◆ **Exercise**
Scan the listing and work out how many lines contain the word "heading". Nothing but the number should be given.

====================

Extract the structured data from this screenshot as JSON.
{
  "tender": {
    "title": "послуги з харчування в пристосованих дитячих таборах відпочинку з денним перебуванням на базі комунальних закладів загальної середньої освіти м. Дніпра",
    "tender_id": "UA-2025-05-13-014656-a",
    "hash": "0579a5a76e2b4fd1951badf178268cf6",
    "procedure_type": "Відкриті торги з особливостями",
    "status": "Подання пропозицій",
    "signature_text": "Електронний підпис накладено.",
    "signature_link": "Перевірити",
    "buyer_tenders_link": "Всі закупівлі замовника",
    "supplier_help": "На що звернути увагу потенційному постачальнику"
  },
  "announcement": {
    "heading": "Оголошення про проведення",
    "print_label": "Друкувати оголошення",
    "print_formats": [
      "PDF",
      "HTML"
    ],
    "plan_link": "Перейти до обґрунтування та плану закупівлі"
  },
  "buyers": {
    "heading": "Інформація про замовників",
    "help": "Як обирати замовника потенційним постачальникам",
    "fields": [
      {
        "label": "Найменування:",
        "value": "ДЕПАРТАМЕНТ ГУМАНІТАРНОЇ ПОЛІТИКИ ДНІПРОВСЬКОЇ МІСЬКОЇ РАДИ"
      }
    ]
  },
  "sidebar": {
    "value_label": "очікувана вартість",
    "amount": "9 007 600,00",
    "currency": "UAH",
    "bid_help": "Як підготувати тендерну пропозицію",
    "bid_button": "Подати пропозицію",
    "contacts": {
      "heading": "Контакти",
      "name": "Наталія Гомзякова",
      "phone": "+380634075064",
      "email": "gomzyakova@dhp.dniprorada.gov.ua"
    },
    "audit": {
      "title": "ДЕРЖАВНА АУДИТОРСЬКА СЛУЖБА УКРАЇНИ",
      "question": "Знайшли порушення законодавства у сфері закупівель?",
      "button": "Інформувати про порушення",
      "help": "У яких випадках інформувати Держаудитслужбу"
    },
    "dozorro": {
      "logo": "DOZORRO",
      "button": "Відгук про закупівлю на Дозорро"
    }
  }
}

====================

◆ **Reply**
3